● WHAT THE EXERCISE ASKS
Pick out every line in the data below that holds "Database".
━━ DATASET ENTRIES ━━
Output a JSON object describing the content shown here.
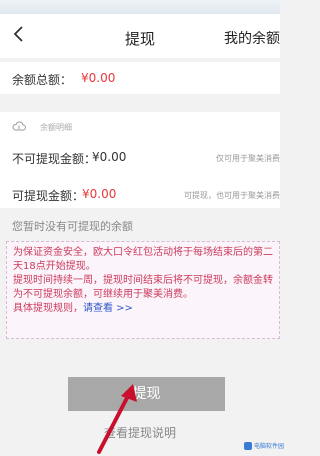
{
  "header": {
    "back_glyph": "<",
    "title": "提现",
    "right_title": "我的余额"
  },
  "balance_total": {
    "label": "余额总额：",
    "value": "¥0.00"
  },
  "balance_detail": {
    "title": "余额明细",
    "icon": "cloud-icon",
    "non_withdrawable": {
      "label": "不可提现金额：",
      "value": "¥0.00",
      "note": "仅可用于聚美消费"
    },
    "withdrawable": {
      "label": "可提现金额：",
      "value": "¥0.00",
      "note": "可提现，也可用于聚美消费"
    }
  },
  "no_balance_text": "您暂时没有可提现的余额",
  "notice": {
    "line1": "为保证资金安全，欧大口令红包活动将于每场结束后的第二天18点开始提现。",
    "line2": "提现时间持续一周，提现时间结束后将不可提现，余额金转为不可提现余额，可继续用于聚美消费。",
    "rules_prefix": "具体提现规则，",
    "rules_link": "请查看 >>"
  },
  "withdraw_button_label": "提现",
  "explain_link": "查看提现说明",
  "watermark_text": "电脑软件园",
  "colors": {
    "price_red": "#e4393c",
    "notice_text": "#cc3b5c",
    "link_blue": "#2f58c9",
    "button_disabled": "#a8a8a8",
    "annotation_arrow": "#c8102e"
  }
}
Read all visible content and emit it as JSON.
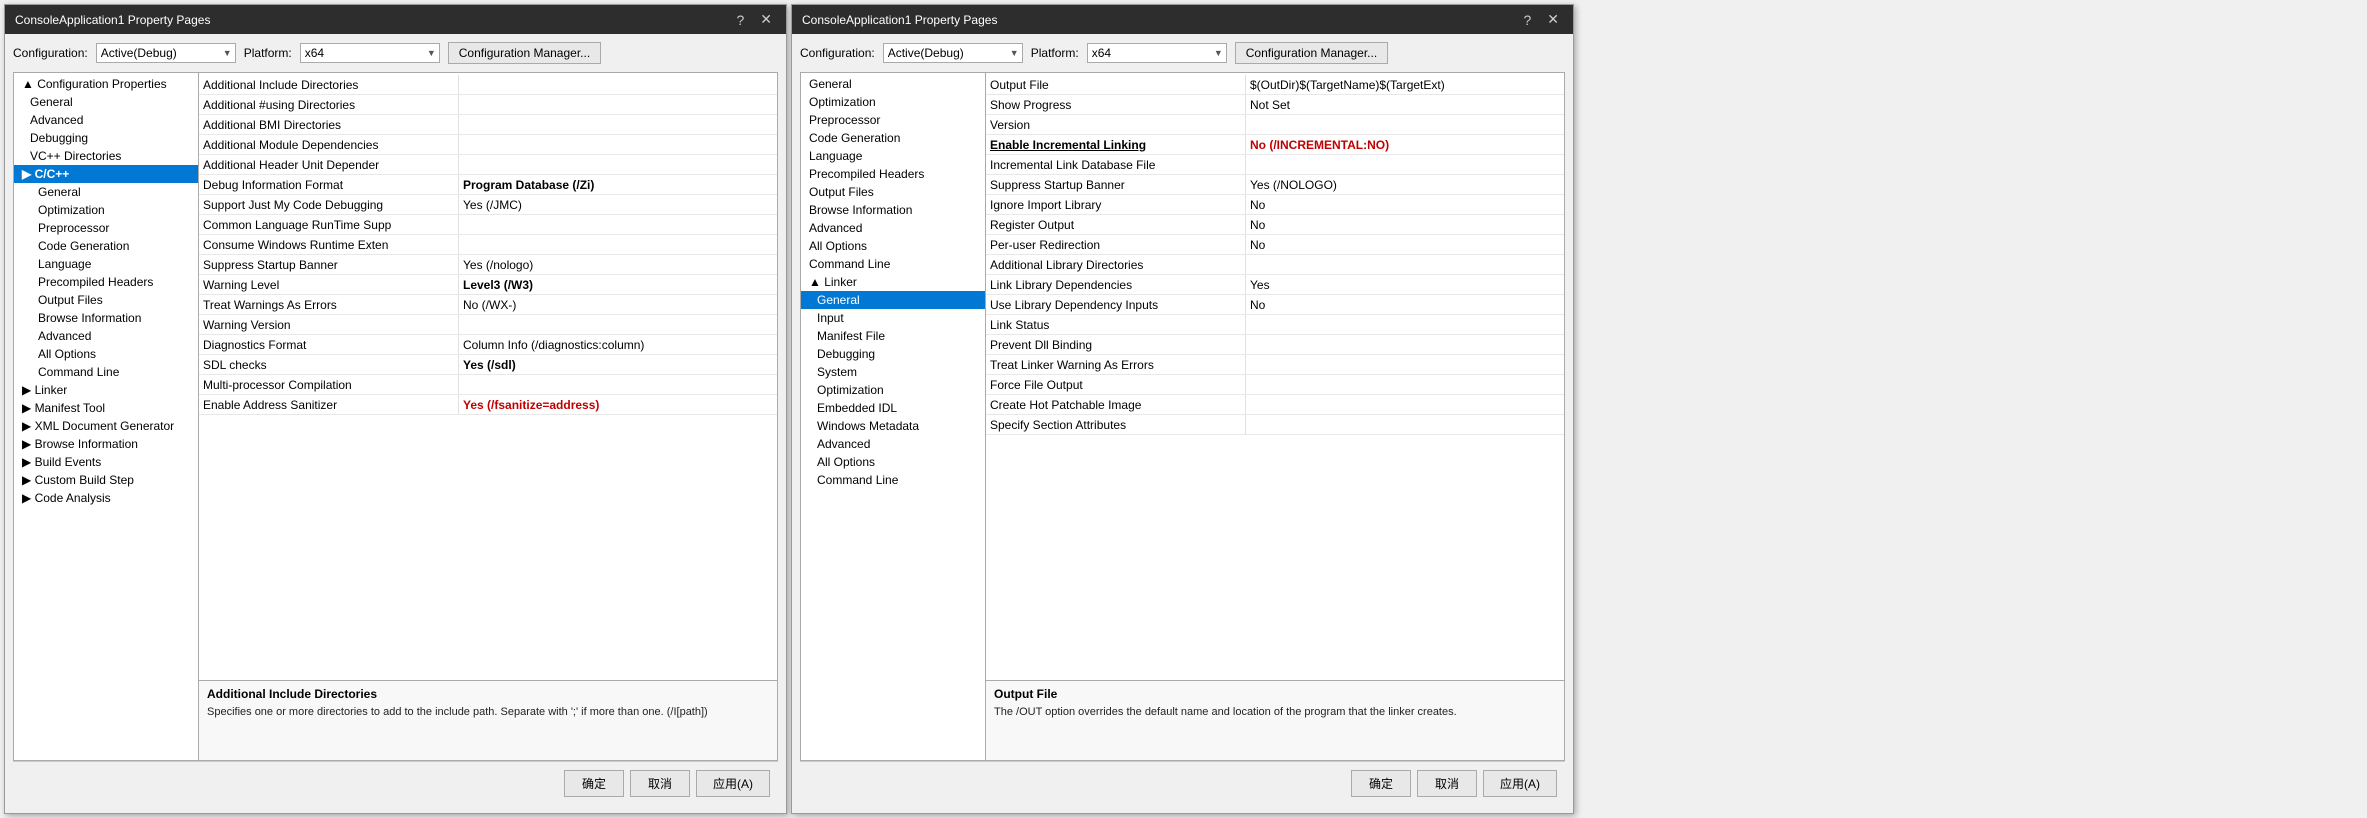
{
  "dialog1": {
    "title": "ConsoleApplication1 Property Pages",
    "config_label": "Configuration:",
    "config_value": "Active(Debug)",
    "platform_label": "Platform:",
    "platform_value": "x64",
    "config_manager_btn": "Configuration Manager...",
    "confirm_btn": "确定",
    "cancel_btn": "取消",
    "apply_btn": "应用(A)",
    "tree": [
      {
        "label": "▲ Configuration Properties",
        "level": 0,
        "expand": true
      },
      {
        "label": "General",
        "level": 1
      },
      {
        "label": "Advanced",
        "level": 1
      },
      {
        "label": "Debugging",
        "level": 1
      },
      {
        "label": "VC++ Directories",
        "level": 1
      },
      {
        "label": "▶ C/C++",
        "level": 0,
        "selected": true,
        "bold": true
      },
      {
        "label": "General",
        "level": 2
      },
      {
        "label": "Optimization",
        "level": 2
      },
      {
        "label": "Preprocessor",
        "level": 2
      },
      {
        "label": "Code Generation",
        "level": 2
      },
      {
        "label": "Language",
        "level": 2
      },
      {
        "label": "Precompiled Headers",
        "level": 2
      },
      {
        "label": "Output Files",
        "level": 2
      },
      {
        "label": "Browse Information",
        "level": 2
      },
      {
        "label": "Advanced",
        "level": 2
      },
      {
        "label": "All Options",
        "level": 2
      },
      {
        "label": "Command Line",
        "level": 2
      },
      {
        "label": "▶ Linker",
        "level": 0
      },
      {
        "label": "▶ Manifest Tool",
        "level": 0
      },
      {
        "label": "▶ XML Document Generator",
        "level": 0
      },
      {
        "label": "▶ Browse Information",
        "level": 0
      },
      {
        "label": "▶ Build Events",
        "level": 0
      },
      {
        "label": "▶ Custom Build Step",
        "level": 0
      },
      {
        "label": "▶ Code Analysis",
        "level": 0
      }
    ],
    "props": [
      {
        "name": "Additional Include Directories",
        "value": "",
        "name_style": "",
        "value_style": ""
      },
      {
        "name": "Additional #using Directories",
        "value": "",
        "name_style": "",
        "value_style": ""
      },
      {
        "name": "Additional BMI Directories",
        "value": "",
        "name_style": "",
        "value_style": ""
      },
      {
        "name": "Additional Module Dependencies",
        "value": "",
        "name_style": "",
        "value_style": ""
      },
      {
        "name": "Additional Header Unit Depender",
        "value": "",
        "name_style": "",
        "value_style": ""
      },
      {
        "name": "Debug Information Format",
        "value": "Program Database (/Zi)",
        "name_style": "",
        "value_style": "bold"
      },
      {
        "name": "Support Just My Code Debugging",
        "value": "Yes (/JMC)",
        "name_style": "",
        "value_style": ""
      },
      {
        "name": "Common Language RunTime Supp",
        "value": "",
        "name_style": "",
        "value_style": ""
      },
      {
        "name": "Consume Windows Runtime Exten",
        "value": "",
        "name_style": "",
        "value_style": ""
      },
      {
        "name": "Suppress Startup Banner",
        "value": "Yes (/nologo)",
        "name_style": "",
        "value_style": ""
      },
      {
        "name": "Warning Level",
        "value": "Level3 (/W3)",
        "name_style": "",
        "value_style": "bold"
      },
      {
        "name": "Treat Warnings As Errors",
        "value": "No (/WX-)",
        "name_style": "",
        "value_style": ""
      },
      {
        "name": "Warning Version",
        "value": "",
        "name_style": "",
        "value_style": ""
      },
      {
        "name": "Diagnostics Format",
        "value": "Column Info (/diagnostics:column)",
        "name_style": "",
        "value_style": ""
      },
      {
        "name": "SDL checks",
        "value": "Yes (/sdl)",
        "name_style": "",
        "value_style": "bold"
      },
      {
        "name": "Multi-processor Compilation",
        "value": "",
        "name_style": "",
        "value_style": ""
      },
      {
        "name": "Enable Address Sanitizer",
        "value": "Yes (/fsanitize=address)",
        "name_style": "",
        "value_style": "red"
      }
    ],
    "description": {
      "title": "Additional Include Directories",
      "text": "Specifies one or more directories to add to the include path. Separate with ';' if more than one. (/I[path])"
    }
  },
  "dialog2": {
    "title": "ConsoleApplication1 Property Pages",
    "config_label": "Configuration:",
    "config_value": "Active(Debug)",
    "platform_label": "Platform:",
    "platform_value": "x64",
    "config_manager_btn": "Configuration Manager...",
    "confirm_btn": "确定",
    "cancel_btn": "取消",
    "apply_btn": "应用(A)",
    "tree": [
      {
        "label": "General",
        "level": 0
      },
      {
        "label": "Optimization",
        "level": 0
      },
      {
        "label": "Preprocessor",
        "level": 0
      },
      {
        "label": "Code Generation",
        "level": 0
      },
      {
        "label": "Language",
        "level": 0
      },
      {
        "label": "Precompiled Headers",
        "level": 0
      },
      {
        "label": "Output Files",
        "level": 0
      },
      {
        "label": "Browse Information",
        "level": 0
      },
      {
        "label": "Advanced",
        "level": 0
      },
      {
        "label": "All Options",
        "level": 0
      },
      {
        "label": "Command Line",
        "level": 0
      },
      {
        "label": "▲ Linker",
        "level": 0,
        "expand": true
      },
      {
        "label": "General",
        "level": 1,
        "selected": true
      },
      {
        "label": "Input",
        "level": 1
      },
      {
        "label": "Manifest File",
        "level": 1
      },
      {
        "label": "Debugging",
        "level": 1
      },
      {
        "label": "System",
        "level": 1
      },
      {
        "label": "Optimization",
        "level": 1
      },
      {
        "label": "Embedded IDL",
        "level": 1
      },
      {
        "label": "Windows Metadata",
        "level": 1
      },
      {
        "label": "Advanced",
        "level": 1
      },
      {
        "label": "All Options",
        "level": 1
      },
      {
        "label": "Command Line",
        "level": 1
      }
    ],
    "props": [
      {
        "name": "Output File",
        "value": "$(OutDir)$(TargetName)$(TargetExt)",
        "name_style": "",
        "value_style": ""
      },
      {
        "name": "Show Progress",
        "value": "Not Set",
        "name_style": "",
        "value_style": ""
      },
      {
        "name": "Version",
        "value": "",
        "name_style": "",
        "value_style": ""
      },
      {
        "name": "Enable Incremental Linking",
        "value": "No (/INCREMENTAL:NO)",
        "name_style": "underline bold",
        "value_style": "red"
      },
      {
        "name": "Incremental Link Database File",
        "value": "",
        "name_style": "",
        "value_style": ""
      },
      {
        "name": "Suppress Startup Banner",
        "value": "Yes (/NOLOGO)",
        "name_style": "",
        "value_style": ""
      },
      {
        "name": "Ignore Import Library",
        "value": "No",
        "name_style": "",
        "value_style": ""
      },
      {
        "name": "Register Output",
        "value": "No",
        "name_style": "",
        "value_style": ""
      },
      {
        "name": "Per-user Redirection",
        "value": "No",
        "name_style": "",
        "value_style": ""
      },
      {
        "name": "Additional Library Directories",
        "value": "",
        "name_style": "",
        "value_style": ""
      },
      {
        "name": "Link Library Dependencies",
        "value": "Yes",
        "name_style": "",
        "value_style": ""
      },
      {
        "name": "Use Library Dependency Inputs",
        "value": "No",
        "name_style": "",
        "value_style": ""
      },
      {
        "name": "Link Status",
        "value": "",
        "name_style": "",
        "value_style": ""
      },
      {
        "name": "Prevent Dll Binding",
        "value": "",
        "name_style": "",
        "value_style": ""
      },
      {
        "name": "Treat Linker Warning As Errors",
        "value": "",
        "name_style": "",
        "value_style": ""
      },
      {
        "name": "Force File Output",
        "value": "",
        "name_style": "",
        "value_style": ""
      },
      {
        "name": "Create Hot Patchable Image",
        "value": "",
        "name_style": "",
        "value_style": ""
      },
      {
        "name": "Specify Section Attributes",
        "value": "",
        "name_style": "",
        "value_style": ""
      }
    ],
    "description": {
      "title": "Output File",
      "text": "The /OUT option overrides the default name and location of the program that the linker creates."
    }
  }
}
━━━
● RESPONSE FOR THIS EXERCISE
        "value": "Program Database (/Zi)",
        "name": "Incremental Link Database File",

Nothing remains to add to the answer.